Which lines hold the word "time"? Copy each of them.

## A block of data:
▼▼▼

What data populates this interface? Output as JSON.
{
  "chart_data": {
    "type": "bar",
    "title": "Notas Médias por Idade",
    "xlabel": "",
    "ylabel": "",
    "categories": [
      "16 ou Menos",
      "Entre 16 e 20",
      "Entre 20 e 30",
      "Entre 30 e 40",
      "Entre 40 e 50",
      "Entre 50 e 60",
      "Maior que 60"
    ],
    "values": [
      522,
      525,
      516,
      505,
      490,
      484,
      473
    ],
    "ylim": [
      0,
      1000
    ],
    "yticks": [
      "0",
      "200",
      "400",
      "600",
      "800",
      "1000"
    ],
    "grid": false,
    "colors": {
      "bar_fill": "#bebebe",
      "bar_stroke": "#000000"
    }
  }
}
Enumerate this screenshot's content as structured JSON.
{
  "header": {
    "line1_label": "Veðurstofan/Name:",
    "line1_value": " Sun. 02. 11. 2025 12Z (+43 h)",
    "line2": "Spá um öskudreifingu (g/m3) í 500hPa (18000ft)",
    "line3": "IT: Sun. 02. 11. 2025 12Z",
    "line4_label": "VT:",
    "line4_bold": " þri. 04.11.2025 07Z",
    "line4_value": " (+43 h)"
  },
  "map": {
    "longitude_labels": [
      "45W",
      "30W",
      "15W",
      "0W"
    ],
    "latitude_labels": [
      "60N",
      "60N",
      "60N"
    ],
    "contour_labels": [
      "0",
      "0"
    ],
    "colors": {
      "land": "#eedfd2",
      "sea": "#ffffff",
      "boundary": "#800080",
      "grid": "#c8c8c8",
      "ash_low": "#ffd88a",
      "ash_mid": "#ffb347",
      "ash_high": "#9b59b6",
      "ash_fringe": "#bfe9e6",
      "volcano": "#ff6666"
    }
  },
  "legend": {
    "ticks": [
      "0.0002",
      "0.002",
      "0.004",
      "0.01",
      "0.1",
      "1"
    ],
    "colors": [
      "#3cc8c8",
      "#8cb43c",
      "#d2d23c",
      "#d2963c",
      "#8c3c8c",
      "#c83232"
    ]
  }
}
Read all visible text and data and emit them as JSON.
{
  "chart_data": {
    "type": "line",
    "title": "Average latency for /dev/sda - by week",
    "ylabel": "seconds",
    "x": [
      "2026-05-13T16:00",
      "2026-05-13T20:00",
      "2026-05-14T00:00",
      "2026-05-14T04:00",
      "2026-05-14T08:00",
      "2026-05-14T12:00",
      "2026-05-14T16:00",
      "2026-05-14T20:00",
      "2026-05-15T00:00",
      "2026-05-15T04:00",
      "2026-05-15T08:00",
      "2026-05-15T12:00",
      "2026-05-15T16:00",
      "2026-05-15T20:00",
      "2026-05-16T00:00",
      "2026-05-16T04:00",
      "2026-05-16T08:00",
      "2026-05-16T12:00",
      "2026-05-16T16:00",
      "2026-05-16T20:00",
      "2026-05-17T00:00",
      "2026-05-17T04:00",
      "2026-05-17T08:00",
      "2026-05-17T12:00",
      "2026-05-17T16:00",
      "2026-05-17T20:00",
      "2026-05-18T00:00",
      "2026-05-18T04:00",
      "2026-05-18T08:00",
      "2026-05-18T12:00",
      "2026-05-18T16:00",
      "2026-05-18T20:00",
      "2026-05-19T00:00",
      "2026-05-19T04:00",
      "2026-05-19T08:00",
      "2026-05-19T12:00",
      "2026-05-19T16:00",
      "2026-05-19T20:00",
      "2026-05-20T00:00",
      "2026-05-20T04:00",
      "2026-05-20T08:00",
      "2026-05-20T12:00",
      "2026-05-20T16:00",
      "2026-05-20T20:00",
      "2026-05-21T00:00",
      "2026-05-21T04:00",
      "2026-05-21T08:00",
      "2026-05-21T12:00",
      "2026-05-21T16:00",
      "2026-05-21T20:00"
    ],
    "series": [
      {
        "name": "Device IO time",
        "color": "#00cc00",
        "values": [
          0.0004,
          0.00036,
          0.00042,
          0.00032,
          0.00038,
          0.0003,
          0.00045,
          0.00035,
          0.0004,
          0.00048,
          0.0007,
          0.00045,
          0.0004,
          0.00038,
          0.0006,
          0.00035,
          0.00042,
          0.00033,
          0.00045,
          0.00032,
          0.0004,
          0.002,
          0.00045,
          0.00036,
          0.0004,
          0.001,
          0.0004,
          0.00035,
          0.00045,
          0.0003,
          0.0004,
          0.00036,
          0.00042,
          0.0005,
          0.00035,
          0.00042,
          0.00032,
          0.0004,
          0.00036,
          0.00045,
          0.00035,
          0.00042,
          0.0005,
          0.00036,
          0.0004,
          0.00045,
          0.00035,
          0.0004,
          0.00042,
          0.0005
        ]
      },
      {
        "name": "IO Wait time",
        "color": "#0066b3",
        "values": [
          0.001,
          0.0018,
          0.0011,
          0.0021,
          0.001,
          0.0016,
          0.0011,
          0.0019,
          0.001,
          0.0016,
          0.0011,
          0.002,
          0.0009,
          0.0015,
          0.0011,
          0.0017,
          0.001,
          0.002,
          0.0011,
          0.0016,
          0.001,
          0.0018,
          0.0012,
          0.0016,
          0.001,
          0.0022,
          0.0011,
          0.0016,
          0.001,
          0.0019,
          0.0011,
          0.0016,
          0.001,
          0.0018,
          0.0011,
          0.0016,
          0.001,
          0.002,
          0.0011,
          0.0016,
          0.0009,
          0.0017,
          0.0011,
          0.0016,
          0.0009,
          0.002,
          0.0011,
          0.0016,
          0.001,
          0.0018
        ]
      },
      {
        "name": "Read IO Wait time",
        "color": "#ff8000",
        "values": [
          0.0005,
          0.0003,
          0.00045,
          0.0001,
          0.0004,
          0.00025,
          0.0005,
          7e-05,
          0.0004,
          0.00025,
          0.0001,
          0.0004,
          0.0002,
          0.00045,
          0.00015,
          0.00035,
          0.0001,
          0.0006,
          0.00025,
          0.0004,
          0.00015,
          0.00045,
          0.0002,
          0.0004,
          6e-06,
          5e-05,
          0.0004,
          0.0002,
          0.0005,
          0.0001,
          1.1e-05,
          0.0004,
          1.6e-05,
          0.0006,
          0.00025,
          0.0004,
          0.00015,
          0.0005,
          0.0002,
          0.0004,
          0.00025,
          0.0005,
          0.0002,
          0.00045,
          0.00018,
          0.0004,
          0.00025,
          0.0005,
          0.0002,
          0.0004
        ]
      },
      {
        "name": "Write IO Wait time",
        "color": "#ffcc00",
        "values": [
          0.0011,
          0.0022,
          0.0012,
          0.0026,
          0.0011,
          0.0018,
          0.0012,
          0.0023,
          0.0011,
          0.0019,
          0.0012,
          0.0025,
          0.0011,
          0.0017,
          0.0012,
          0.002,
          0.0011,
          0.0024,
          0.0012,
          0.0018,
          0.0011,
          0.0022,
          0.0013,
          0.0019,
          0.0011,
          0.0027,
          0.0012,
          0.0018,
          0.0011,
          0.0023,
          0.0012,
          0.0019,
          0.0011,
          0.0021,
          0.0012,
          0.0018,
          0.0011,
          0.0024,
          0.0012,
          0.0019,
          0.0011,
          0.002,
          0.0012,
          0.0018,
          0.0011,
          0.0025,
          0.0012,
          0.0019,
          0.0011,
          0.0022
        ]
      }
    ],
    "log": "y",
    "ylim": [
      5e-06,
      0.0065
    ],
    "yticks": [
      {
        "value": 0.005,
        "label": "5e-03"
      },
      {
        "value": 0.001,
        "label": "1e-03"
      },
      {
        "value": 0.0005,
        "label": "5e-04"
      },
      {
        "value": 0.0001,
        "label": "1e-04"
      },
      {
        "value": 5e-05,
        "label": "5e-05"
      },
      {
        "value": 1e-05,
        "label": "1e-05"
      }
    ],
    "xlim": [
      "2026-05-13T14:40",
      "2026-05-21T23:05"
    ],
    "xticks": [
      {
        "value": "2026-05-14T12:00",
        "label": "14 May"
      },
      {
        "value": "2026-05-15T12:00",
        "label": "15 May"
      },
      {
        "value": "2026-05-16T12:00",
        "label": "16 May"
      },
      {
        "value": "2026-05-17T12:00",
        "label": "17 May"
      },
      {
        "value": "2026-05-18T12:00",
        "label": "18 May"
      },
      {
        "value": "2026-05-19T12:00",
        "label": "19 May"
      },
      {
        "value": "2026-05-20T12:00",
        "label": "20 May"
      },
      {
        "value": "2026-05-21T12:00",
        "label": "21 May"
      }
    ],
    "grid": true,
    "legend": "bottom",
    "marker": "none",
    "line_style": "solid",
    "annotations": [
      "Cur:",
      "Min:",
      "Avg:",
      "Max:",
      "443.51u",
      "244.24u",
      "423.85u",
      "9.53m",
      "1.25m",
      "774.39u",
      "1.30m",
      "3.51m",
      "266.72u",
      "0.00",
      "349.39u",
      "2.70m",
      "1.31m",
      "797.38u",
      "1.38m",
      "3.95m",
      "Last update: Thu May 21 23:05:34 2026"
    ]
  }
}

▲▲▲

## Answer for this exercise:
        "name": "Device IO time",
        "name": "IO Wait time",
        "name": "Read IO Wait time",
        "name": "Write IO Wait time",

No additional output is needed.